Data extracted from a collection

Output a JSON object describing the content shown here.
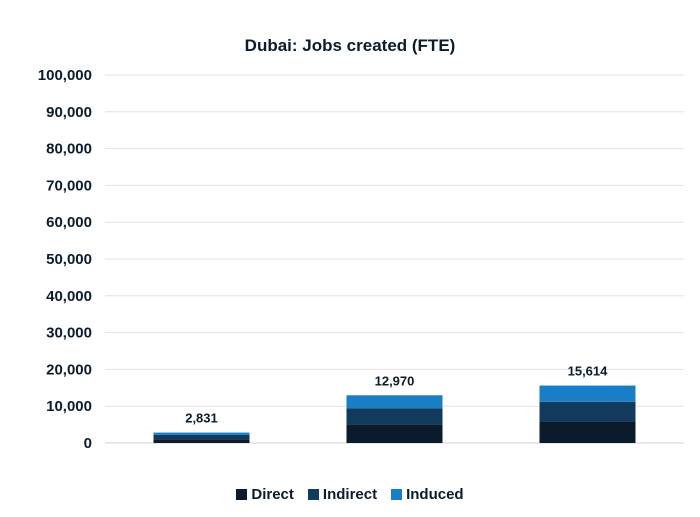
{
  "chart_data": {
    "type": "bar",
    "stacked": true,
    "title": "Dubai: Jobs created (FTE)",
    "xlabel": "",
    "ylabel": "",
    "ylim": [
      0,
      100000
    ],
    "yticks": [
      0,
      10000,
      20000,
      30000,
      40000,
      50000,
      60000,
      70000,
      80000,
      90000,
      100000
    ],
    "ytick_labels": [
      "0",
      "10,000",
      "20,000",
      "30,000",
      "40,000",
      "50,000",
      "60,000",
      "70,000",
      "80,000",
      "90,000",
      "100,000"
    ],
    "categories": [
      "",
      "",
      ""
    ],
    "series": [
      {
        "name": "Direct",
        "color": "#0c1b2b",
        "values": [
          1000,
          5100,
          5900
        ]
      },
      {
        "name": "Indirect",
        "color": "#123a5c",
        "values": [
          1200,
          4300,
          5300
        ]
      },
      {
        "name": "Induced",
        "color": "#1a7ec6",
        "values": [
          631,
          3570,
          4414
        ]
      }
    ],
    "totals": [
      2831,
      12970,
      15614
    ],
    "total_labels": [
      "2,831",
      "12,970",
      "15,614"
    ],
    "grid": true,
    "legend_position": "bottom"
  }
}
...
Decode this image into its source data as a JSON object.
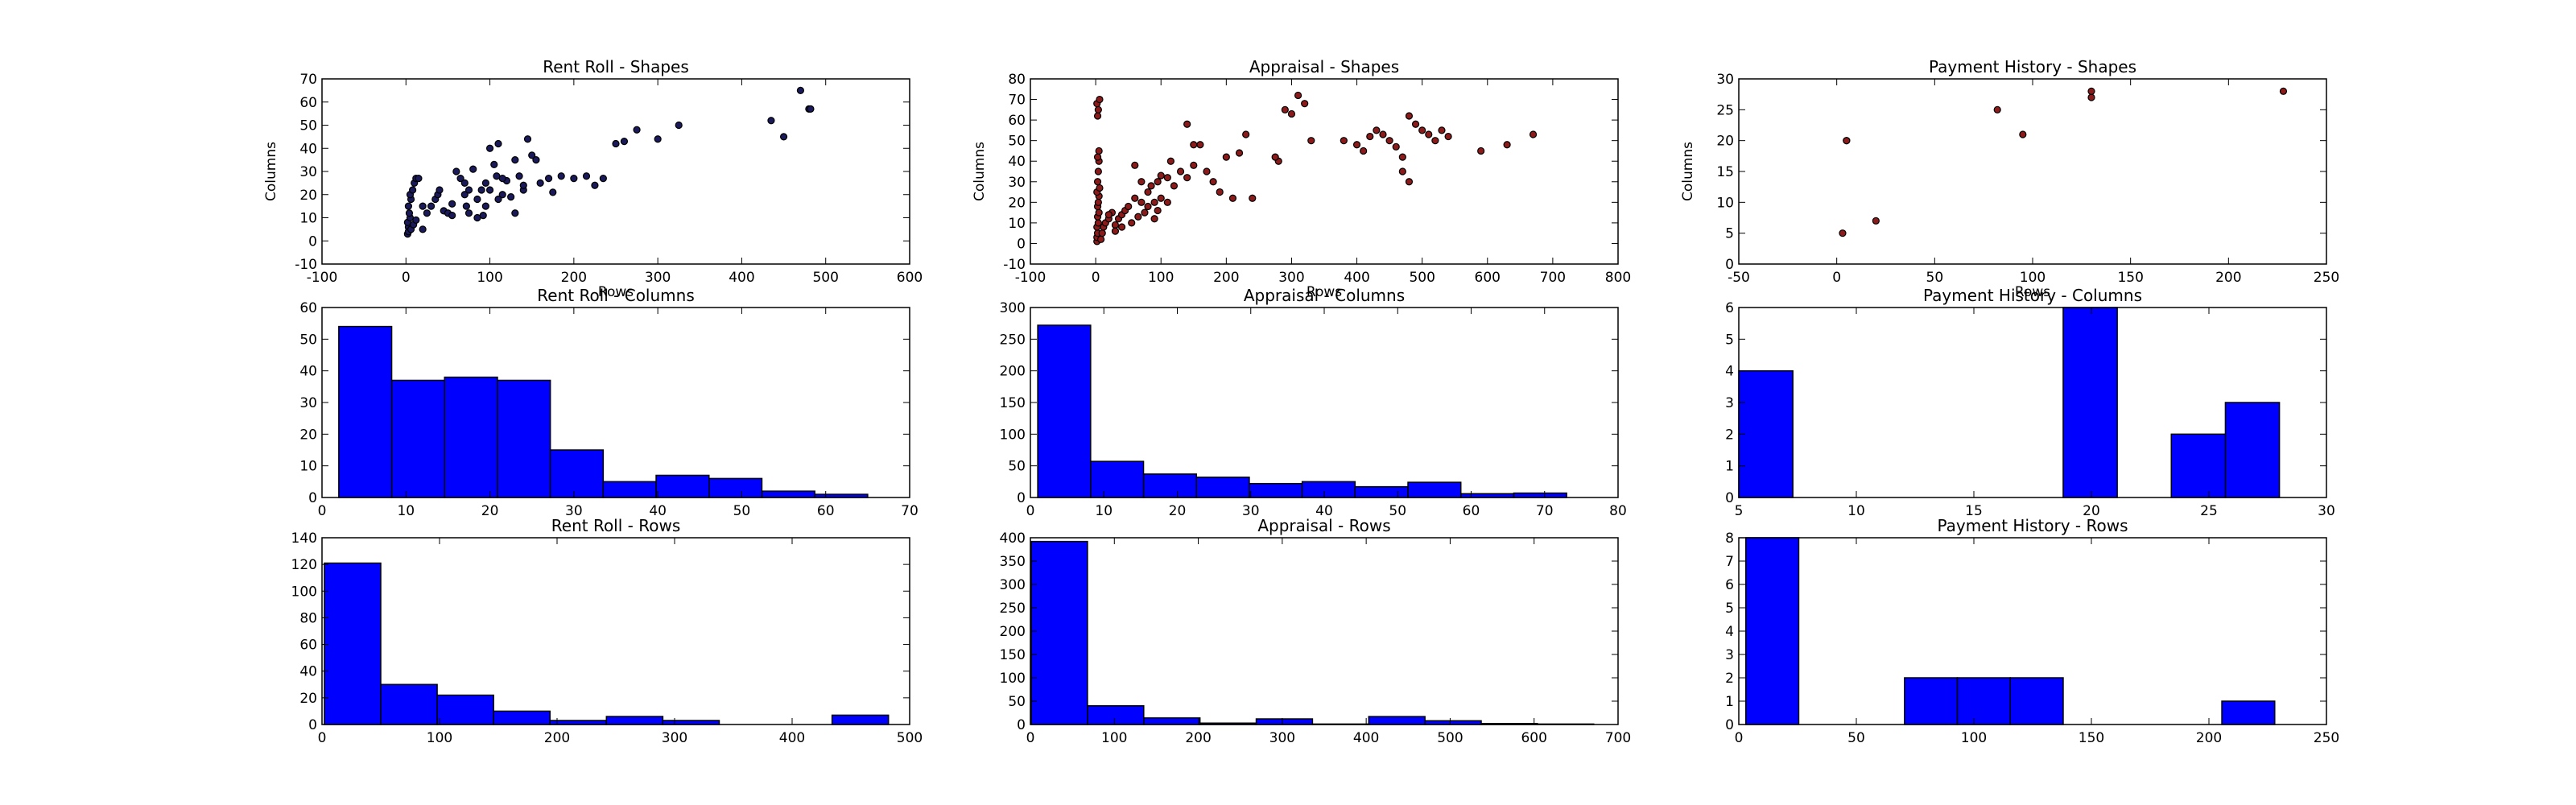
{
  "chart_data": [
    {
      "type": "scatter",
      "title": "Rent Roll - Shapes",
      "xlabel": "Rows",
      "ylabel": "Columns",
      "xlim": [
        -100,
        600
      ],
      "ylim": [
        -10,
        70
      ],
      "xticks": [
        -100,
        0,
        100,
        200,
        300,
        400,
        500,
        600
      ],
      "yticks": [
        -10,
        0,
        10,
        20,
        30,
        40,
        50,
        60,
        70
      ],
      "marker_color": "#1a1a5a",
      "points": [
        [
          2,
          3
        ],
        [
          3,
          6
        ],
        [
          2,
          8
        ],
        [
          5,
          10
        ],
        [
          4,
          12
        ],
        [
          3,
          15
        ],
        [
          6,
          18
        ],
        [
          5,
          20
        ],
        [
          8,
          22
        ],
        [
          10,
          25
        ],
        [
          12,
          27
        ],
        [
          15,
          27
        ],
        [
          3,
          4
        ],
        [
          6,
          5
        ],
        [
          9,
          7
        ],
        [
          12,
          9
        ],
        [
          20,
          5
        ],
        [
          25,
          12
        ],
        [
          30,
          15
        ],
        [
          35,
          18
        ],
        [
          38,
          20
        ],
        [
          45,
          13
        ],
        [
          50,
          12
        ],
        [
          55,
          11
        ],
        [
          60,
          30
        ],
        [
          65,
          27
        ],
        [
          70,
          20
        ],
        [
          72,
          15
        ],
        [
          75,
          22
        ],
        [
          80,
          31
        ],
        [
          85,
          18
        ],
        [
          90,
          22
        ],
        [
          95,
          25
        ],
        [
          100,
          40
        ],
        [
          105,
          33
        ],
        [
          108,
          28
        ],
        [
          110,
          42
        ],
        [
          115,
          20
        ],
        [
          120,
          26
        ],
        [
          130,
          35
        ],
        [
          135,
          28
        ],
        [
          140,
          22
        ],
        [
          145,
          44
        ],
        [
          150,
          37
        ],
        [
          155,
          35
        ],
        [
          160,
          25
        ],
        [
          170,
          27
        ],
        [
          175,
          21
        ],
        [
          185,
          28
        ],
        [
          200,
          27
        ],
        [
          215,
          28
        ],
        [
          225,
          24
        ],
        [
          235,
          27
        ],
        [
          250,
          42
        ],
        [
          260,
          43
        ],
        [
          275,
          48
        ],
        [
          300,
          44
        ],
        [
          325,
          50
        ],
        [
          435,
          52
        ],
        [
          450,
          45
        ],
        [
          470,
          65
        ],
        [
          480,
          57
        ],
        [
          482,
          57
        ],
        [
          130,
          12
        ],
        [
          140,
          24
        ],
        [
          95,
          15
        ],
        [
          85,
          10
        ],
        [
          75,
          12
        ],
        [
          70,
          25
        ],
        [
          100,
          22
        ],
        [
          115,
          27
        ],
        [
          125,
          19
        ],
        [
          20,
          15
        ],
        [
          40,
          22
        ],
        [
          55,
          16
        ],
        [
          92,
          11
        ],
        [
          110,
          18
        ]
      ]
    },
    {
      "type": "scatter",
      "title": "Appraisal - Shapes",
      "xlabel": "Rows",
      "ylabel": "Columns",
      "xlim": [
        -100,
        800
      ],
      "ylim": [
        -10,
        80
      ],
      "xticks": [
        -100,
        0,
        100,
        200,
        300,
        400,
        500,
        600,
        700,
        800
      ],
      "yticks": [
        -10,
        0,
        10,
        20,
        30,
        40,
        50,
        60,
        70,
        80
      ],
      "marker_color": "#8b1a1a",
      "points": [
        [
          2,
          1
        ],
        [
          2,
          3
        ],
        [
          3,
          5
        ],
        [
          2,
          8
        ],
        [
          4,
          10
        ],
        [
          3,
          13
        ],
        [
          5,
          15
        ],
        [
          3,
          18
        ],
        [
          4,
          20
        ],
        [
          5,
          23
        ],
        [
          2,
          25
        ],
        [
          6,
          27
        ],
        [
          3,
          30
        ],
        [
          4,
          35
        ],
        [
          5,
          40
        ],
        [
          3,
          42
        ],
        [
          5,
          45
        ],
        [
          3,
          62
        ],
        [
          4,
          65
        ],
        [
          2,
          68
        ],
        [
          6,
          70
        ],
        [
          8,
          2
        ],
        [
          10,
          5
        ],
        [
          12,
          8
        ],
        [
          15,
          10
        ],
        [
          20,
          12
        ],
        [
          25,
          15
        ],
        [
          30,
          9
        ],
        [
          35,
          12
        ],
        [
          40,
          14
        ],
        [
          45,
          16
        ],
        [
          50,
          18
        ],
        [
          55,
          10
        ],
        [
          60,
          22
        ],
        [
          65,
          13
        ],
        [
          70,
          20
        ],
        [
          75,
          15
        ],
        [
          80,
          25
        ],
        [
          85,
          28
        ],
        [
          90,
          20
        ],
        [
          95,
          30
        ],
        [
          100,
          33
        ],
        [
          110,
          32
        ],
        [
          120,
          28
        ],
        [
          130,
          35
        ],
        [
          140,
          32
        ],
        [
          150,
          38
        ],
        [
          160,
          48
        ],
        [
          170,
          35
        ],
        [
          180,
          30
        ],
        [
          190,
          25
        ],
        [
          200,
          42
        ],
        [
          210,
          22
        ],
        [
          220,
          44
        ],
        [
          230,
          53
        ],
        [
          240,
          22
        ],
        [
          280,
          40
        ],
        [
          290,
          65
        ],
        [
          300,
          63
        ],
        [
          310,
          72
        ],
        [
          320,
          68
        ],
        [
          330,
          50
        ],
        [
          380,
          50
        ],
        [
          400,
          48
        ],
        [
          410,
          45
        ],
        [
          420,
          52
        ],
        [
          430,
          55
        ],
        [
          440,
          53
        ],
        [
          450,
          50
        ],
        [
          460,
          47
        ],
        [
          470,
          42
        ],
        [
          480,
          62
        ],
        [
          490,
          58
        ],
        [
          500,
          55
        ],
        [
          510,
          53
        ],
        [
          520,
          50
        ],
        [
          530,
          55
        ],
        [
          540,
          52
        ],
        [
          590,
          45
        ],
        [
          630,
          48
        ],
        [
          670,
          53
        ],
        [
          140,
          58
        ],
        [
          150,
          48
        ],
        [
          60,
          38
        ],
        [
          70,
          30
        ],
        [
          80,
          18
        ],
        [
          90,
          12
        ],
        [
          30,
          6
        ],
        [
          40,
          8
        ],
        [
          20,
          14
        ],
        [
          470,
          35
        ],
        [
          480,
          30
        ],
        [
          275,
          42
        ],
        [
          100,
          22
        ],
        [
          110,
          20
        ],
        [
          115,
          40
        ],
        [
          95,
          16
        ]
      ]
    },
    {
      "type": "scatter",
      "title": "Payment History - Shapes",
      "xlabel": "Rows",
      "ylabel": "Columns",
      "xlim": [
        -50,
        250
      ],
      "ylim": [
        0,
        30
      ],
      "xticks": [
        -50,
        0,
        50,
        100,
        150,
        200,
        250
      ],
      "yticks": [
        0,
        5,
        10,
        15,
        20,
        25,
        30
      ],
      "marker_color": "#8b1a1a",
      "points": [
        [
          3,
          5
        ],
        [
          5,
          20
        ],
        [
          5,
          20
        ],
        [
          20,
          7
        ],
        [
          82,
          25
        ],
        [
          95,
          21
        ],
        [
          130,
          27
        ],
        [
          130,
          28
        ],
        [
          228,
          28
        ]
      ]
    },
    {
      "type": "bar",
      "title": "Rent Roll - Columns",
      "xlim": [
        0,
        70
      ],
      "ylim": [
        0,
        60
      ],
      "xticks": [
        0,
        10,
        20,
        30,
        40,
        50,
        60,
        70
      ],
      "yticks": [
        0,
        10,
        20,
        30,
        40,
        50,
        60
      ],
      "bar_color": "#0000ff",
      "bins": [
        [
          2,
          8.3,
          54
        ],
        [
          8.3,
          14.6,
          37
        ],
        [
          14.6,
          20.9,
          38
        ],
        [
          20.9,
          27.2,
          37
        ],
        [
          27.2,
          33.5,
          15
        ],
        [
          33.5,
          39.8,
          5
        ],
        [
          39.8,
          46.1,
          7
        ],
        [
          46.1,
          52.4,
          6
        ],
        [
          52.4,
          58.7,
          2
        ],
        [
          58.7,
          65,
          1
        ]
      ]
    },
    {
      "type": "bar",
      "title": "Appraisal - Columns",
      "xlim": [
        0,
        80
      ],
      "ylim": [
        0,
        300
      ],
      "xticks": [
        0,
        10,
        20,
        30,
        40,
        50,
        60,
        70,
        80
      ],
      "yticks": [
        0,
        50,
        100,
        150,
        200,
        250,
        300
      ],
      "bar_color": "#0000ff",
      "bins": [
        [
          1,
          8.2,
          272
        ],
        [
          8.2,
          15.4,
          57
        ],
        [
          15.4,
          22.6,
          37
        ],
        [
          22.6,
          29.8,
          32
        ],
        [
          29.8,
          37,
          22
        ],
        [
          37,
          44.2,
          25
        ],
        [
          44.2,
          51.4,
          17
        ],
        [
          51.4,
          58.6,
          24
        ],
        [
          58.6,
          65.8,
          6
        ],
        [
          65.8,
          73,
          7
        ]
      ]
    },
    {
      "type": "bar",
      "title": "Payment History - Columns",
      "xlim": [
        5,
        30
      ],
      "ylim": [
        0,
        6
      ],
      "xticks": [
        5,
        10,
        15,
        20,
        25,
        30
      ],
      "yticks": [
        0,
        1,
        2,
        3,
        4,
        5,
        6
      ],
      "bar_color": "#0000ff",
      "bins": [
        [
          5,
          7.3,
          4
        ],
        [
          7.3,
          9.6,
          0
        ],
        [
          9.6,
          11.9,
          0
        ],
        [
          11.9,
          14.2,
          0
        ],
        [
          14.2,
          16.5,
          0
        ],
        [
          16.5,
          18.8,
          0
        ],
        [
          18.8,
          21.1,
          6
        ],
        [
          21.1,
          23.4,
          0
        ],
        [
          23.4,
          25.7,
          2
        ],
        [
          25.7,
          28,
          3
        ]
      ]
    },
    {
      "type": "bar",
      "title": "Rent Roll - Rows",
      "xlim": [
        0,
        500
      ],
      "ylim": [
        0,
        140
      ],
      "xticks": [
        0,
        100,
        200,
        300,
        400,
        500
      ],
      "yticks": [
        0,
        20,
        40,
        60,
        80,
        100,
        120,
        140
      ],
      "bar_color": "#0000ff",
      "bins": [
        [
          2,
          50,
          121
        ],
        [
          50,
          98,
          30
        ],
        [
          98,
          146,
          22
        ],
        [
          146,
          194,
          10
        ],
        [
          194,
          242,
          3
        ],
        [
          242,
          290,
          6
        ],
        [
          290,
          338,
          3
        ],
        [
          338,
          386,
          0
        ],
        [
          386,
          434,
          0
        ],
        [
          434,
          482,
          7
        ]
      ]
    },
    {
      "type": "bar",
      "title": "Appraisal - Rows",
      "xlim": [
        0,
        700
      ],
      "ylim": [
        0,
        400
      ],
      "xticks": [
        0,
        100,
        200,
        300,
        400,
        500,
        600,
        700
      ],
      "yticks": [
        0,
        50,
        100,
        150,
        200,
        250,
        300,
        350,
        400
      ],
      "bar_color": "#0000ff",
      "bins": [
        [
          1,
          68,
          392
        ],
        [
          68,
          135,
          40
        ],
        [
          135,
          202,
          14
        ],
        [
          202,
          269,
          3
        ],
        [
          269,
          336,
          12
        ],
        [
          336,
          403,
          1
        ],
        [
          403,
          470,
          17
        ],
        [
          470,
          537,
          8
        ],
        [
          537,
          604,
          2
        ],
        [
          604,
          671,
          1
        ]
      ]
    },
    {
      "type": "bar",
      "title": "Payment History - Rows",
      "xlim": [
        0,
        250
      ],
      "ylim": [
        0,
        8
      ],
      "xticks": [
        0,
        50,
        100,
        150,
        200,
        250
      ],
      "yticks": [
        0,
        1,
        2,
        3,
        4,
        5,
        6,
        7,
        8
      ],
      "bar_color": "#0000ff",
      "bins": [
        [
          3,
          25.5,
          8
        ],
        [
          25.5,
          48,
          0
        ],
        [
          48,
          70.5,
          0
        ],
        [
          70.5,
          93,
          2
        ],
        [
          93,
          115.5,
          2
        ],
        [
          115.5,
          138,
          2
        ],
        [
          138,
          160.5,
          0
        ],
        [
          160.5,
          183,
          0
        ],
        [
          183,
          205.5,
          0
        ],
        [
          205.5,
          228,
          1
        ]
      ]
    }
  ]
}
...
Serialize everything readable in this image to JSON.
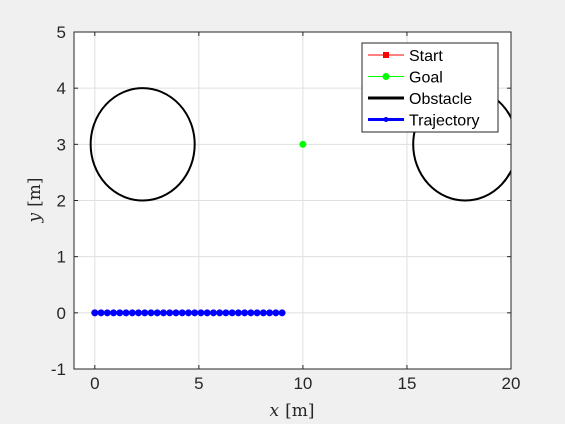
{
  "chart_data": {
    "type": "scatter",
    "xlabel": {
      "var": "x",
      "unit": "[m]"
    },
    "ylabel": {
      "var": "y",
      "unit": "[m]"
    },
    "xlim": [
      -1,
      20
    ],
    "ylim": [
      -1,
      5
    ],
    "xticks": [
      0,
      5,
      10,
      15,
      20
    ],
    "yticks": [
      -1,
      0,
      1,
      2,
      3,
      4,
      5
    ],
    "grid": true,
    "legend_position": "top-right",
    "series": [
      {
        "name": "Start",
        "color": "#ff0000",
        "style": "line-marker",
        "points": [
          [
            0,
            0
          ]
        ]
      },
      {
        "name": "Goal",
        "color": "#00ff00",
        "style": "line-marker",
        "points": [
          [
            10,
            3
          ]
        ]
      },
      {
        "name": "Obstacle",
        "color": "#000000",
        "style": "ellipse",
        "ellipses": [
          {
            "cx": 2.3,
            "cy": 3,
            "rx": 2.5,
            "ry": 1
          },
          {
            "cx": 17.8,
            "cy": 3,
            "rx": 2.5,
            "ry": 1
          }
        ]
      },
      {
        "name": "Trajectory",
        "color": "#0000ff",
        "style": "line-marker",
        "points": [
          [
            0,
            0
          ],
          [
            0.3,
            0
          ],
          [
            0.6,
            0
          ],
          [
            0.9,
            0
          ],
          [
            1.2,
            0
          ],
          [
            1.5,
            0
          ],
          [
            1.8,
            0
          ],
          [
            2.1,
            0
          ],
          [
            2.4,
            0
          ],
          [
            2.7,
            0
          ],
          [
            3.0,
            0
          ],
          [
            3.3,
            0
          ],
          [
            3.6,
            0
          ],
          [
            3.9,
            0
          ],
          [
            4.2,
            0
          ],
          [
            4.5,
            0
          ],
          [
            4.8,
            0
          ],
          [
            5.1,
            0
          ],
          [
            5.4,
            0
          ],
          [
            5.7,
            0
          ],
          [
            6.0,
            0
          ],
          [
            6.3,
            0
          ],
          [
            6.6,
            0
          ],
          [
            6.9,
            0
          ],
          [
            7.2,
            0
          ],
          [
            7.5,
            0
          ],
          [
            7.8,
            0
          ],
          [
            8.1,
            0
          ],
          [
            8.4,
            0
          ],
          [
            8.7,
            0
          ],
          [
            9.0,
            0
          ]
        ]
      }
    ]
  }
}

DESCRIPTION OF THE TASK » Scan the listing above. Collect all lines with the word "title".

RESPONSE TO THE TASK »
    "title": "Dubai: Jobs created (FTE)",
      "title": "Rent Roll - Shapes",
      "title": "Appraisal - Shapes",
      "title": "Payment History - Shapes",
      "title": "Rent Roll - Columns",
      "title": "Appraisal - Columns",
      "title": "Payment History - Columns",
      "title": "Rent Roll - Rows",
      "title": "Appraisal - Rows",
      "title": "Payment History - Rows",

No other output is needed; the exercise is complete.